Would you pull out every line of the material that contains the string "братерство"?

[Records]
# # #
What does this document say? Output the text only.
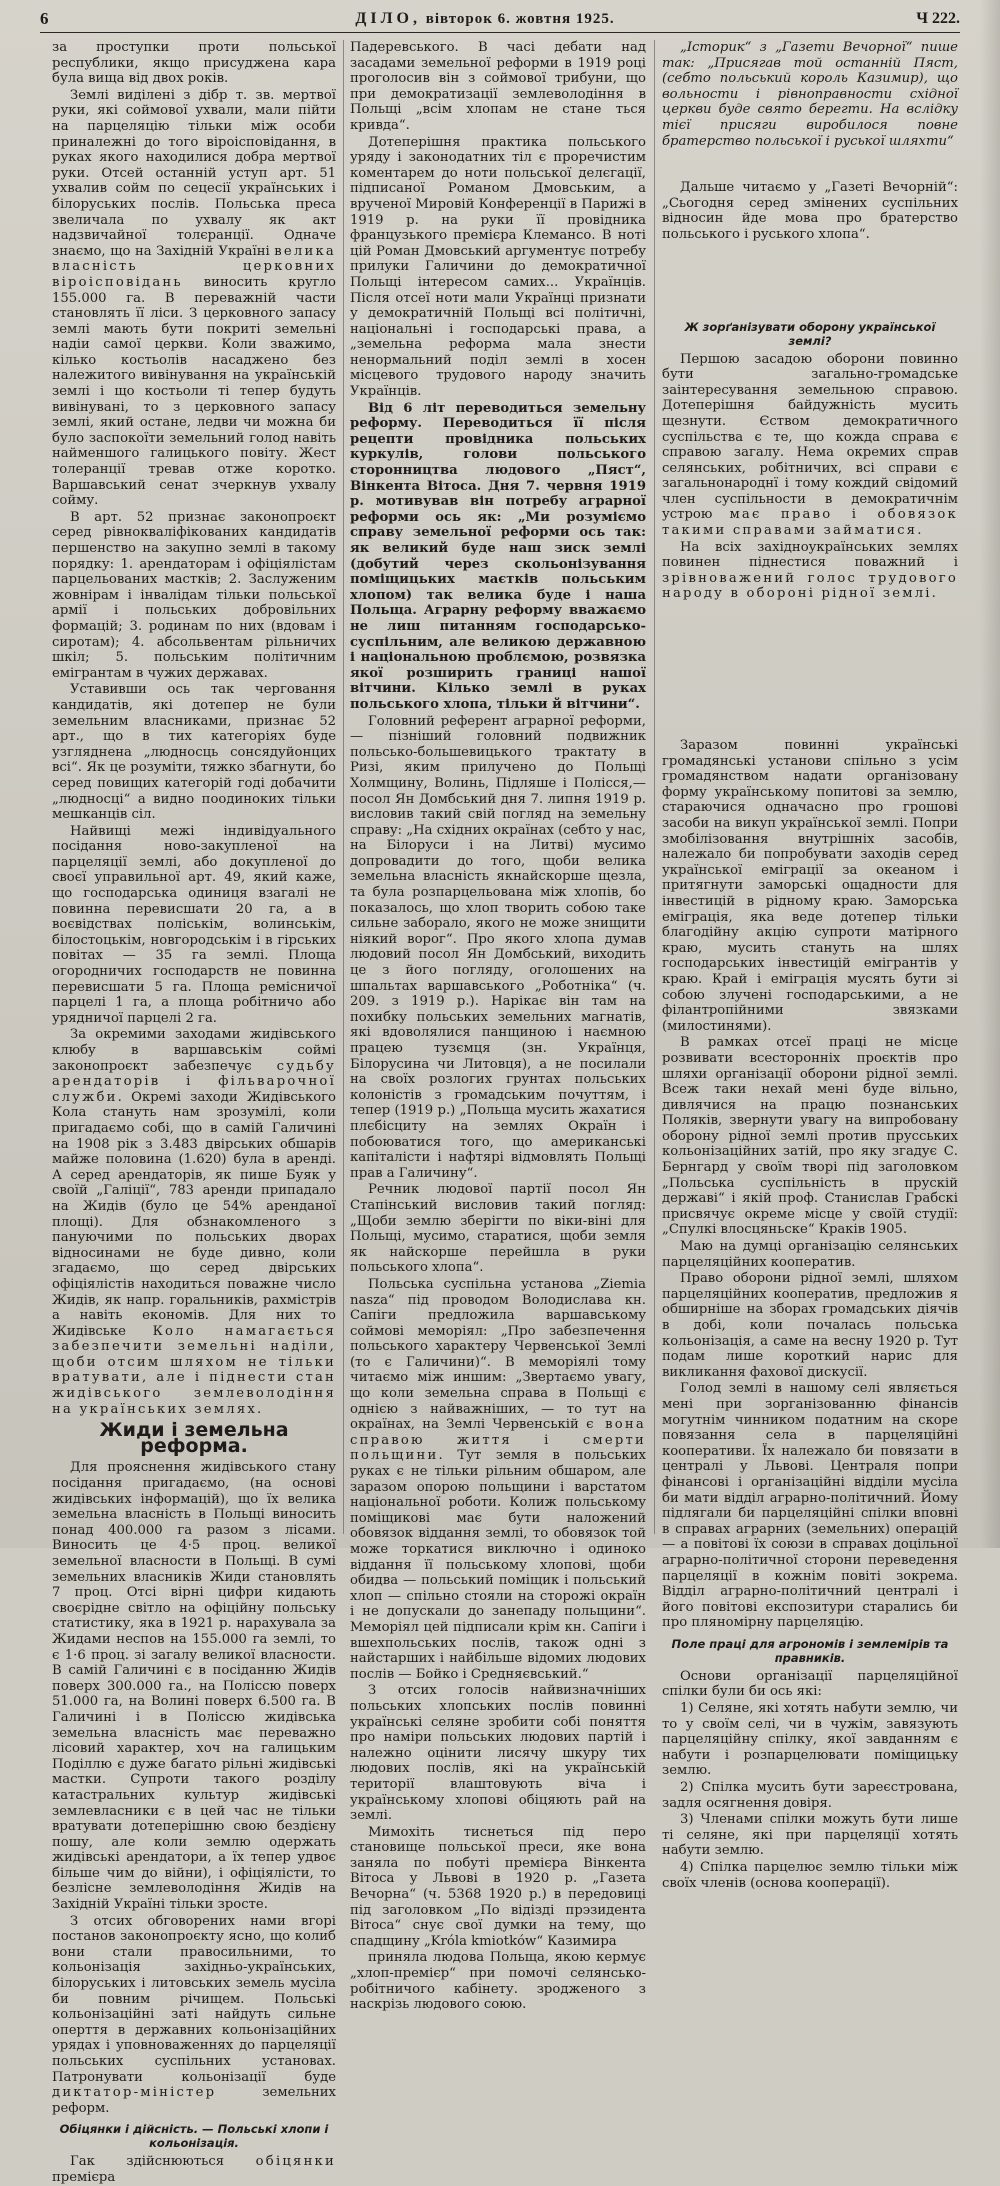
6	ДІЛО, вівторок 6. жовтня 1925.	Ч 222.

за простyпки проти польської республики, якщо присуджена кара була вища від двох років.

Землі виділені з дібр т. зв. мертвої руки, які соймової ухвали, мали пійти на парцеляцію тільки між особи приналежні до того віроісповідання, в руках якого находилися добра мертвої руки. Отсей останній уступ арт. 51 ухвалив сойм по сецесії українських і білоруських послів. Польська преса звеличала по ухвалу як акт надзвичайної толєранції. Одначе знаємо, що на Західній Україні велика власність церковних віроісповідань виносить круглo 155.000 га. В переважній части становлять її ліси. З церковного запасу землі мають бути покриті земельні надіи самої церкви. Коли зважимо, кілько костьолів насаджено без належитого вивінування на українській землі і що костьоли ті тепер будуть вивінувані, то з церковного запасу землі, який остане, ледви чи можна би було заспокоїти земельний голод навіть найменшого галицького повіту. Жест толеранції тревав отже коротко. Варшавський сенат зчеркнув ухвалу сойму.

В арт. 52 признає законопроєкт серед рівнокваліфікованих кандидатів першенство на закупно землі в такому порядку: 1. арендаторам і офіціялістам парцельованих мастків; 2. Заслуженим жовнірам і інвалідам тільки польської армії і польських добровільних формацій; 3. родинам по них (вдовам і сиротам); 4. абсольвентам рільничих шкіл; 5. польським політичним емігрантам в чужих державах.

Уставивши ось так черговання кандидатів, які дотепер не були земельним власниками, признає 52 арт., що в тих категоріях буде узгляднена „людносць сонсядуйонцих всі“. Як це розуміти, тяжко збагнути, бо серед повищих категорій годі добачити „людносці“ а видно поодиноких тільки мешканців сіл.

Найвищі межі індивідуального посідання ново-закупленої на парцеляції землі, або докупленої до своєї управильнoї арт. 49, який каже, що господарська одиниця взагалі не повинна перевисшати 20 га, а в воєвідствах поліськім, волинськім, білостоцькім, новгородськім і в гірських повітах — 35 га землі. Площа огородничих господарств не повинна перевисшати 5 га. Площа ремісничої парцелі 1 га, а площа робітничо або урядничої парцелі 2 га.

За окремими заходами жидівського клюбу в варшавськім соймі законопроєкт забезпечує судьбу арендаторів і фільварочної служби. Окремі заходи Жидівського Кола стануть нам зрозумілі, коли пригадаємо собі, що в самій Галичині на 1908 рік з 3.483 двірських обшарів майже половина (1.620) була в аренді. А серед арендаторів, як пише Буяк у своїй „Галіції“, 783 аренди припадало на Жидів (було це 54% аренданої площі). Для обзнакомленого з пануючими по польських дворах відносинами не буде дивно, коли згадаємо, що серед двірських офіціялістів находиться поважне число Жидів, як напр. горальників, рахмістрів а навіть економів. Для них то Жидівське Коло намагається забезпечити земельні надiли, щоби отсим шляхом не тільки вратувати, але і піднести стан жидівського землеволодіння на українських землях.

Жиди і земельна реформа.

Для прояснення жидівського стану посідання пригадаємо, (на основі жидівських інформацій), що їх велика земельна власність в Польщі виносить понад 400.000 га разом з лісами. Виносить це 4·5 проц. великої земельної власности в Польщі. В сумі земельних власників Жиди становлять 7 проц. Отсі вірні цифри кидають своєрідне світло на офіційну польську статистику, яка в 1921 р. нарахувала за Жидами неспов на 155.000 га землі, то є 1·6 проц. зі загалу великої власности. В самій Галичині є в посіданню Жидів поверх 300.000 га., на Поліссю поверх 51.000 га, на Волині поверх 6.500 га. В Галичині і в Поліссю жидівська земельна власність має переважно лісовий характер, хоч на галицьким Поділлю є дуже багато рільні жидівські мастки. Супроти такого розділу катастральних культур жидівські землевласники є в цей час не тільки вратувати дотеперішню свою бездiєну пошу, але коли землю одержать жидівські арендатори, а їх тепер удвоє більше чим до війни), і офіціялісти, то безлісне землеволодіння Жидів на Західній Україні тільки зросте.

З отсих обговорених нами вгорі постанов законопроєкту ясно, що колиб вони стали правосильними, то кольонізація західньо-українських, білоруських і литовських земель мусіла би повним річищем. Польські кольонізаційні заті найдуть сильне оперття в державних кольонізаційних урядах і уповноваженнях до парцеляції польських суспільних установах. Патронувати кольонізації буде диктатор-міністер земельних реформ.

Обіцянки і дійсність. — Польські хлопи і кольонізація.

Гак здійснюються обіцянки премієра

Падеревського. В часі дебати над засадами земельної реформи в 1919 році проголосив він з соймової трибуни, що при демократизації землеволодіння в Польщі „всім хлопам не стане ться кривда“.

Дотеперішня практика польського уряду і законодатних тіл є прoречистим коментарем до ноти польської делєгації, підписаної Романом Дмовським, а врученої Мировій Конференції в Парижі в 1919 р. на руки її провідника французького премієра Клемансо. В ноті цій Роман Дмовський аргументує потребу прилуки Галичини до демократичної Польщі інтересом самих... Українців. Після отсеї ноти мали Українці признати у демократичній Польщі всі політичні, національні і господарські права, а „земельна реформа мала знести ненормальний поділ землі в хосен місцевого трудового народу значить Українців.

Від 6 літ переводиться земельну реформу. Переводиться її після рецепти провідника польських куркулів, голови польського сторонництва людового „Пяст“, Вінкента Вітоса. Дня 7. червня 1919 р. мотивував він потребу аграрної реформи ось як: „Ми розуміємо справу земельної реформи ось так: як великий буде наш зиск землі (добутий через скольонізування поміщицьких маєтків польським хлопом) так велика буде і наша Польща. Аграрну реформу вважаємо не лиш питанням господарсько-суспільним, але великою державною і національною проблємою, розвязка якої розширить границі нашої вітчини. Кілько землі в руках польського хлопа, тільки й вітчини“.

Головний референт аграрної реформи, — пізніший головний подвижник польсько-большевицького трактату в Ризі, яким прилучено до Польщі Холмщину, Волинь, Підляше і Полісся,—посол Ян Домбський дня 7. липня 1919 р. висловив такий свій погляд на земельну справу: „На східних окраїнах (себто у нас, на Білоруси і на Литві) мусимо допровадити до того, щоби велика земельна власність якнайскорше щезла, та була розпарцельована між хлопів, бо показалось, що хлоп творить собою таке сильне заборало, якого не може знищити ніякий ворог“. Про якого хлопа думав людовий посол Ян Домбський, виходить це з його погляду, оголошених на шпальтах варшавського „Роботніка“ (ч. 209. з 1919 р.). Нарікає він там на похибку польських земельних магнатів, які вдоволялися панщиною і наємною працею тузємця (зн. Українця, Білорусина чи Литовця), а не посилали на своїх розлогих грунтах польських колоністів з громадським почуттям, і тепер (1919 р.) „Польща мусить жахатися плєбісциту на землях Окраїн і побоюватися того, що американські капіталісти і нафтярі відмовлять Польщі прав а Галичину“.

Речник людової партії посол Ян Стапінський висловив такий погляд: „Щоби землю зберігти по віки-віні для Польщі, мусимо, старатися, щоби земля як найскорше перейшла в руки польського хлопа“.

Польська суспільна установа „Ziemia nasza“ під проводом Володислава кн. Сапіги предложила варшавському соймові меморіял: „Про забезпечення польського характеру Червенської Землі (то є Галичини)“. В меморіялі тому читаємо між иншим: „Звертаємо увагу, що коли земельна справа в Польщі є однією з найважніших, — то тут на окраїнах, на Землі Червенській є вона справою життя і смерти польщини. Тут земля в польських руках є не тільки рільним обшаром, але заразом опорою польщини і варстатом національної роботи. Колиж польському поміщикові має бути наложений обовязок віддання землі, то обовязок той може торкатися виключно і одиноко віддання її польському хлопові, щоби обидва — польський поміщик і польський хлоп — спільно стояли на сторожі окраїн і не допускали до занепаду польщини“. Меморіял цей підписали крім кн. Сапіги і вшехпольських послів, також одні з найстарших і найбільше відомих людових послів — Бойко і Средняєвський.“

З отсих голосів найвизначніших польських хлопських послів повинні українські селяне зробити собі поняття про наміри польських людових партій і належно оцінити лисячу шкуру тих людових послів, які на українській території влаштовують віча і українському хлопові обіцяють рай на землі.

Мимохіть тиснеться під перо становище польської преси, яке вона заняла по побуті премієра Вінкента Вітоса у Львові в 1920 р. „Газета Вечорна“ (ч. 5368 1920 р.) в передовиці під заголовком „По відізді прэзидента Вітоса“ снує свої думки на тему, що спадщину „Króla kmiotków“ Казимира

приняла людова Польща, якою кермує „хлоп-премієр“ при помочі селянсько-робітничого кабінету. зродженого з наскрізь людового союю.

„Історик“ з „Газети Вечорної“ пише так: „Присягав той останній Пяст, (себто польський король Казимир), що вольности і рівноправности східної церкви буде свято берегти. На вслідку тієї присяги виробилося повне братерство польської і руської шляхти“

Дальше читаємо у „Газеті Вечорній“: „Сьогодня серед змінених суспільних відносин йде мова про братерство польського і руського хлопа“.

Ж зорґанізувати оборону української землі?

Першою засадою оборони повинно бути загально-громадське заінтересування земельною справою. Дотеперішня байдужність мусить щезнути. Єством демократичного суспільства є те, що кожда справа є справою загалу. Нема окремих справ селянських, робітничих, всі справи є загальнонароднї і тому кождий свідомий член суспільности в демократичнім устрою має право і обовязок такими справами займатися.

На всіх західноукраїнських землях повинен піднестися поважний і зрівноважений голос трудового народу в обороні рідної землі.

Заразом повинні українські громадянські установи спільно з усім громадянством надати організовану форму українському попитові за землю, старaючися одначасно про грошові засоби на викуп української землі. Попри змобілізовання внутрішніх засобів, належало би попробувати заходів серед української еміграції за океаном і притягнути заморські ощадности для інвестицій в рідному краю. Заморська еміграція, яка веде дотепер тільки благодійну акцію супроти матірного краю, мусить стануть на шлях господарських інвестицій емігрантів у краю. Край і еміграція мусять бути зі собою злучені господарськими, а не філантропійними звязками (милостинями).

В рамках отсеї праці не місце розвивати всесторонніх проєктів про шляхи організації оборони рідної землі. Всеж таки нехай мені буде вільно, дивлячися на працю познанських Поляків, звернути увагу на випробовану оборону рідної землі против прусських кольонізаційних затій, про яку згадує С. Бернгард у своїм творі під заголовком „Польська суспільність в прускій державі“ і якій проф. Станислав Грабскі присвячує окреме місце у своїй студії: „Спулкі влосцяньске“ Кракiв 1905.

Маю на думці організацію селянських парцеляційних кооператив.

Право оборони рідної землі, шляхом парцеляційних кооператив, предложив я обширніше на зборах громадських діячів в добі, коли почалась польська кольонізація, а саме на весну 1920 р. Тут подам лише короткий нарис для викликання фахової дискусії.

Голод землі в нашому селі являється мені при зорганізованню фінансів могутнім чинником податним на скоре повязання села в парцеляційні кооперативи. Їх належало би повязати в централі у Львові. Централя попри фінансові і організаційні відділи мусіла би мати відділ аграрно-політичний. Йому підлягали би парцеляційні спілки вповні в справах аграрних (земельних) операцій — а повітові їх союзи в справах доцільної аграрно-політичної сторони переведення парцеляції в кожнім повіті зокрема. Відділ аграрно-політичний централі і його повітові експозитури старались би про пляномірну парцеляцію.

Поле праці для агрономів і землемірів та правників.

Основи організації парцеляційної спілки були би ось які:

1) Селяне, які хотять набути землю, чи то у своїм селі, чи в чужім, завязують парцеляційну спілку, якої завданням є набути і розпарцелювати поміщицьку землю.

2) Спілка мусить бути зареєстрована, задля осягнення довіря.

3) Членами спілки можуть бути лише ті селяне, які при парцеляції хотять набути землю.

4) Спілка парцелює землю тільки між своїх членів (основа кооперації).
# # #
• [CORRECT ANSWER]
„Історик“ з „Газети Вечорної“ пише так: „Присягав той останній Пяст, (себто польський король Казимир), що вольности і рівноправности східної церкви буде свято берегти. На вслідку тієї присяги виробилося повне братерство польської і руської шляхти“
Дальше читаємо у „Газеті Вечорній“: „Сьогодня серед змінених суспільних відносин йде мова про братерство польського і руського хлопа“.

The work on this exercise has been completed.